• _Work instruction_:
List all the lines in these records that hold "šíje".

══ Excerpted data

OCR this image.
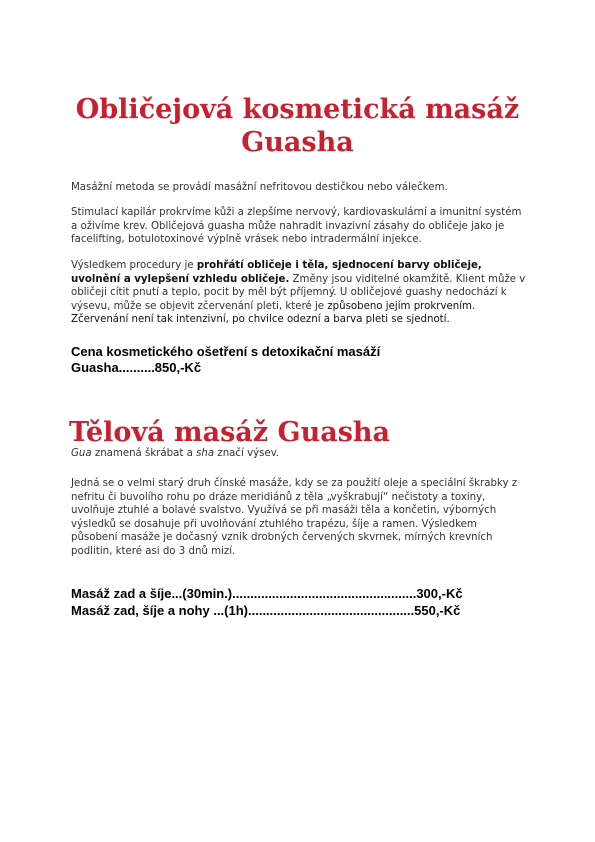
Obličejová kosmetická masáž Guasha

Masážní metoda se provádí masážní nefritovou destičkou nebo válečkem.

Stimulací kapilár prokrvíme kůži a zlepšíme nervový, kardiovaskulární a imunitní systém a oživíme krev. Obličejová guasha může nahradit invazivní zásahy do obličeje jako je facelifting, botulotoxinové výplně vrásek nebo intradermální injekce.

Výsledkem procedury je prohřátí obličeje i těla, sjednocení barvy obličeje, uvolnění a vylepšení vzhledu obličeje. Změny jsou viditelné okamžitě. Klient může v obličeji cítit pnutí a teplo, pocit by měl být příjemný. U obličejové guashy nedochází k výsevu, může se objevit zčervenání pleti, které je způsobeno jejím prokrvením. Zčervenání není tak intenzivní, po chvilce odezní a barva pleti se sjednotí.

Cena kosmetického ošetření s detoxikační masáží

Guasha..........850,-Kč

Tělová masáž Guasha

Gua znamená škrábat a sha značí výsev.

Jedná se o velmi starý druh čínské masáže, kdy se za použití oleje a speciální škrabky z nefritu či buvolího rohu po dráze meridiánů z těla „vyškrabují“ nečistoty a toxiny, uvolňuje ztuhlé a bolavé svalstvo. Využívá se při masáži těla a končetin, výborných výsledků se dosahuje při uvolňování ztuhlého trapézu, šíje a ramen. Výsledkem působení masáže je dočasný vznik drobných červených skvrnek, mírných krevních podlitin, které asi do 3 dnů mizí.

Masáž zad a šíje...(30min.)...................................................300,-Kč

Masáž zad, šíje a nohy ...(1h)..............................................550,-Kč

════

• _Exercise response_:
Jedná se o velmi starý druh čínské masáže, kdy se za použití oleje a speciální škrabky z nefritu či buvolího rohu po dráze meridiánů z těla „vyškrabují“ nečistoty a toxiny, uvolňuje ztuhlé a bolavé svalstvo. Využívá se při masáži těla a končetin, výborných výsledků se dosahuje při uvolňování ztuhlého trapézu, šíje a ramen. Výsledkem působení masáže je dočasný vznik drobných červených skvrnek, mírných krevních podlitin, které asi do 3 dnů mizí.
Masáž zad a šíje...(30min.)...................................................300,-Kč
Masáž zad, šíje a nohy ...(1h)..............................................550,-Kč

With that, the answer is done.